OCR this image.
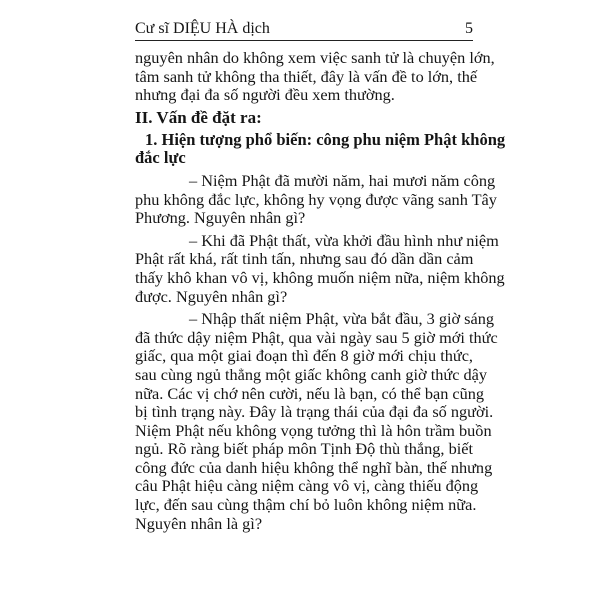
Cư sĩ DIỆU HÀ dịch	5
nguyên nhân do không xem việc sanh tử là chuyện lớn,
tâm sanh tử không tha thiết, đây là vấn đề to lớn, thế
nhưng đại đa số người đều xem thường.
II. Vấn đề đặt ra:
1. Hiện tượng phổ biến: công phu niệm Phật không
đắc lực
– Niệm Phật đã mười năm, hai mươi năm công
phu không đắc lực, không hy vọng được vãng sanh Tây
Phương. Nguyên nhân gì?
– Khi đã Phật thất, vừa khởi đầu hình như niệm
Phật rất khá, rất tinh tấn, nhưng sau đó dần dần cảm
thấy khô khan vô vị, không muốn niệm nữa, niệm không
được. Nguyên nhân gì?
– Nhập thất niệm Phật, vừa bắt đầu, 3 giờ sáng
đã thức dậy niệm Phật, qua vài ngày sau 5 giờ mới thức
giấc, qua một giai đoạn thì đến 8 giờ mới chịu thức,
sau cùng ngủ thẳng một giấc không canh giờ thức dậy
nữa. Các vị chớ nên cười, nếu là bạn, có thể bạn cũng
bị tình trạng này. Đây là trạng thái của đại đa số người.
Niệm Phật nếu không vọng tưởng thì là hôn trầm buồn
ngủ. Rõ ràng biết pháp môn Tịnh Độ thù thắng, biết
công đức của danh hiệu không thể nghĩ bàn, thế nhưng
câu Phật hiệu càng niệm càng vô vị, càng thiếu động
lực, đến sau cùng thậm chí bỏ luôn không niệm nữa.
Nguyên nhân là gì?
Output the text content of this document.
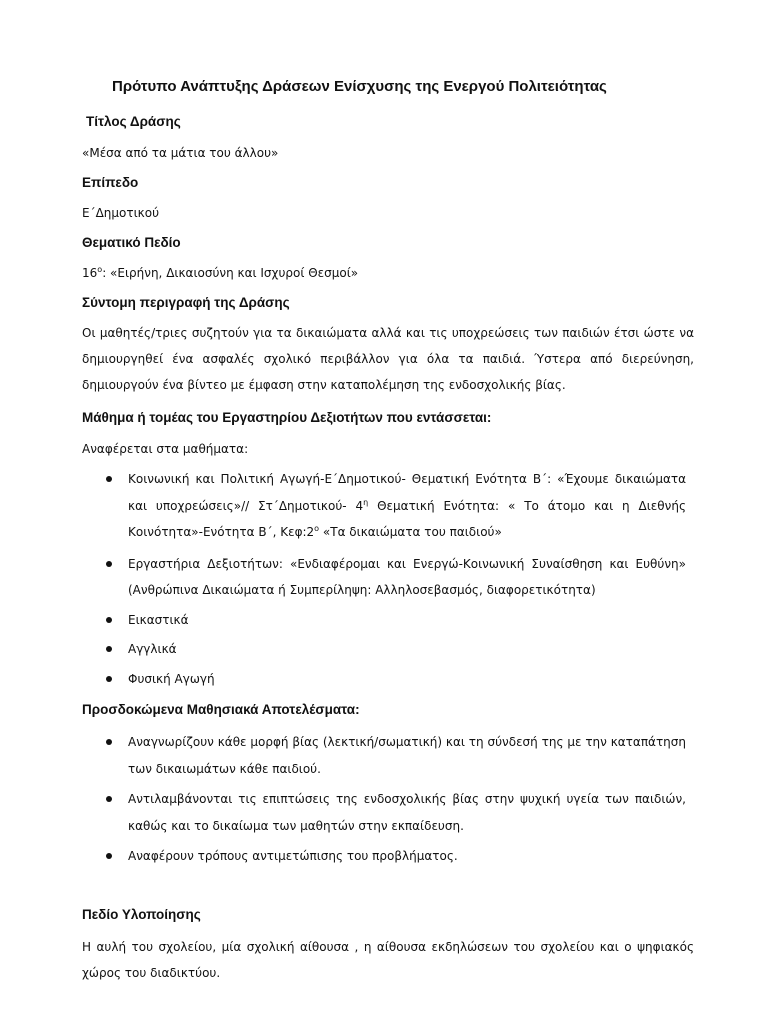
Πρότυπο Ανάπτυξης Δράσεων Ενίσχυσης της Ενεργού Πολιτειότητας
Τίτλος Δράσης
«Μέσα από τα μάτια του άλλου»
Επίπεδο
Ε΄Δημοτικού
Θεματικό Πεδίο
$16^o$: «Ειρήνη, Δικαιοσύνη και Ισχυροί Θεσμοί»
Σύντομη περιγραφή της Δράσης
Οι μαθητές/τριες συζητούν για τα δικαιώματα αλλά και τις υποχρεώσεις των παιδιών έτσι ώστε να δημιουργηθεί ένα ασφαλές σχολικό περιβάλλον για όλα τα παιδιά. Ύστερα από διερεύνηση, δημιουργούν ένα βίντεο με έμφαση στην καταπολέμηση της ενδοσχολικής βίας.
Μάθημα ή τομέας του Εργαστηρίου Δεξιοτήτων που εντάσσεται:
Αναφέρεται στα μαθήματα:
Κοινωνική και Πολιτική Αγωγή-Ε΄Δημοτικού- Θεματική Ενότητα Β΄: «Έχουμε δικαιώματα και υποχρεώσεις»// Στ΄Δημοτικού- $4^\eta$ Θεματική Ενότητα: « Το άτομο και η Διεθνής Κοινότητα»-Ενότητα Β΄, $K\varepsilon\varphi:2^o$ «Τα δικαιώματα του παιδιού»
Εργαστήρια Δεξιοτήτων: «Ενδιαφέρομαι και Ενεργώ-Κοινωνική Συναίσθηση και Ευθύνη» (Ανθρώπινα Δικαιώματα ή Συμπερίληψη: Αλληλοσεβασμός, διαφορετικότητα)
Εικαστικά
Αγγλικά
Φυσική Αγωγή
Προσδοκώμενα Μαθησιακά Αποτελέσματα:
Αναγνωρίζουν κάθε μορφή βίας (λεκτική/σωματική) και τη σύνδεσή της με την καταπάτηση των δικαιωμάτων κάθε παιδιού.
Αντιλαμβάνονται τις επιπτώσεις της ενδοσχολικής βίας στην ψυχική υγεία των παιδιών, καθώς και το δικαίωμα των μαθητών στην εκπαίδευση.
Αναφέρουν τρόπους αντιμετώπισης του προβλήματος.
Πεδίο Υλοποίησης
Η αυλή του σχολείου, μία σχολική αίθουσα , η αίθουσα εκδηλώσεων του σχολείου και ο ψηφιακός χώρος του διαδικτύου.
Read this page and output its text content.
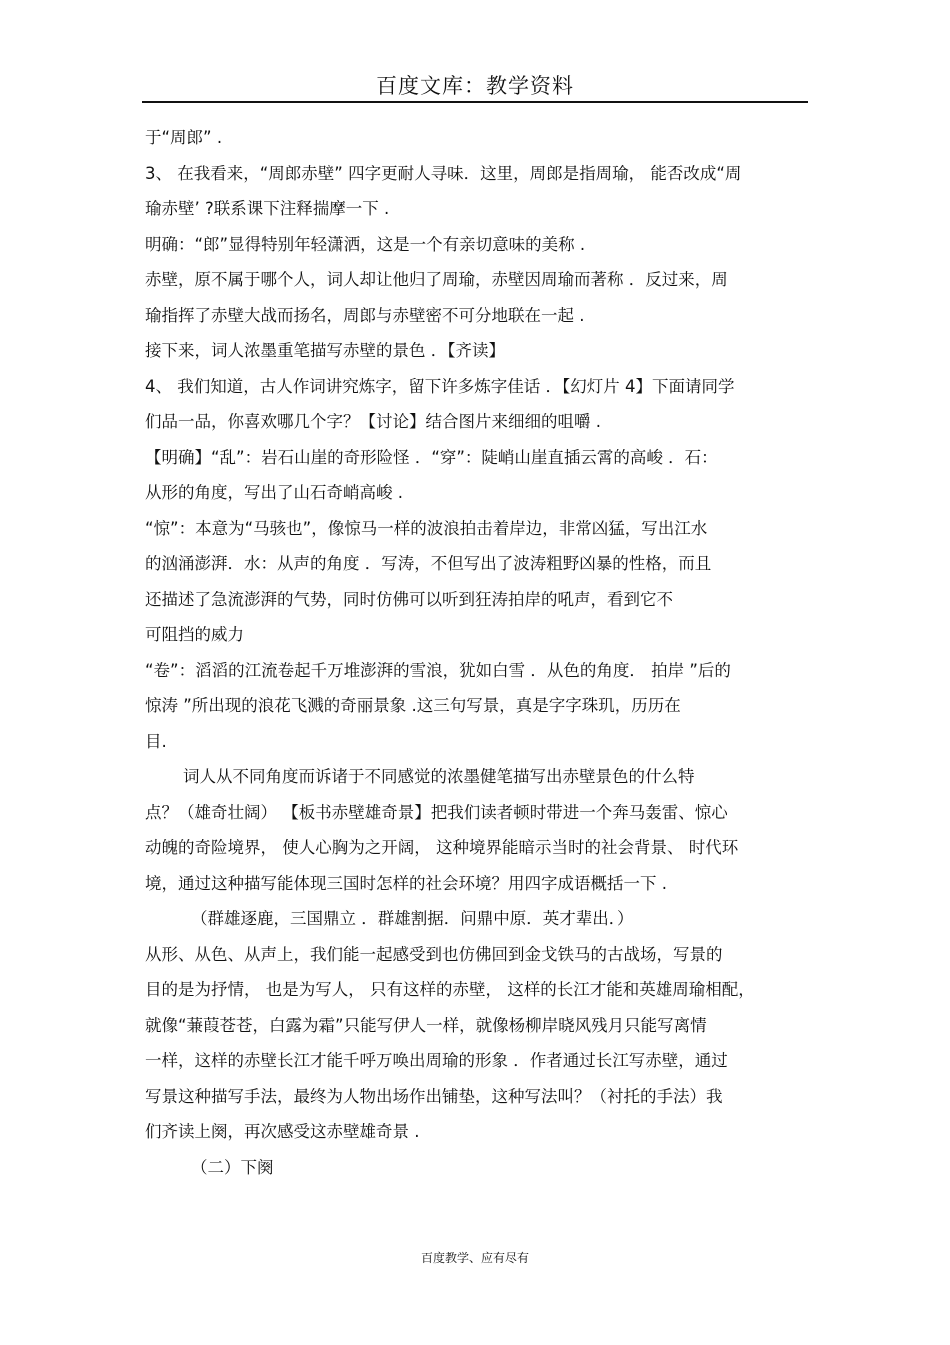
百度文库：教学资料
于“周郎” .
3、 在我看来，“周郎赤壁” 四字更耐人寻味．这里，周郎是指周瑜， 能否改成“周
瑜赤壁’ ?联系课下注释揣摩一下 .
明确：“郎”显得特别年轻潇洒，这是一个有亲切意味的美称 .
赤壁，原不属于哪个人，词人却让他归了周瑜，赤壁因周瑜而著称 ．反过来，周
瑜指挥了赤壁大战而扬名，周郎与赤壁密不可分地联在一起 .
接下来，词人浓墨重笔描写赤壁的景色 ．【齐读】
4、 我们知道，古人作词讲究炼字，留下许多炼字佳话 ．【幻灯片 4】下面请同学
们品一品，你喜欢哪几个字？【讨论】结合图片来细细的咀嚼 .
【明确】“乱”：岩石山崖的奇形险怪 ．“穿”：陡峭山崖直插云霄的高峻 ．石：
从形的角度，写出了山石奇峭高峻 .
“惊”：本意为“马骇也”，像惊马一样的波浪拍击着岸边，非常凶猛，写出江水
的汹涌澎湃．水：从声的角度 ．写涛，不但写出了波涛粗野凶暴的性格，而且
还描述了急流澎湃的气势，同时仿佛可以听到狂涛拍岸的吼声，看到它不
可阻挡的威力
“卷”：滔滔的江流卷起千万堆澎湃的雪浪，犹如白雪 ．从色的角度． 拍岸 ”后的
惊涛 ”所出现的浪花飞溅的奇丽景象 .这三句写景，真是字字珠玑，历历在
目.
词人从不同角度而诉诸于不同感觉的浓墨健笔描写出赤壁景色的什么特
点？（雄奇壮阔） 【板书赤壁雄奇景】把我们读者顿时带进一个奔马轰雷、惊心
动魄的奇险境界， 使人心胸为之开阔， 这种境界能暗示当时的社会背景、 时代环
境，通过这种描写能体现三国时怎样的社会环境？用四字成语概括一下 .
（群雄逐鹿，三国鼎立 ．群雄割据．问鼎中原．英才辈出．）
从形、从色、从声上，我们能一起感受到也仿佛回到金戈铁马的古战场，写景的
目的是为抒情， 也是为写人， 只有这样的赤壁， 这样的长江才能和英雄周瑜相配，
就像“蒹葭苍苍，白露为霜”只能写伊人一样，就像杨柳岸晓风残月只能写离情
一样，这样的赤壁长江才能千呼万唤出周瑜的形象 ．作者通过长江写赤壁，通过
写景这种描写手法，最终为人物出场作出铺垫，这种写法叫？（衬托的手法）我
们齐读上阕，再次感受这赤壁雄奇景 .
（二）下阕
百度教学、应有尽有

• REQUIRED WORK: Count the lines of the data that contain the string "παιδιών", and reply with that number alone.

• RESPONSE: 2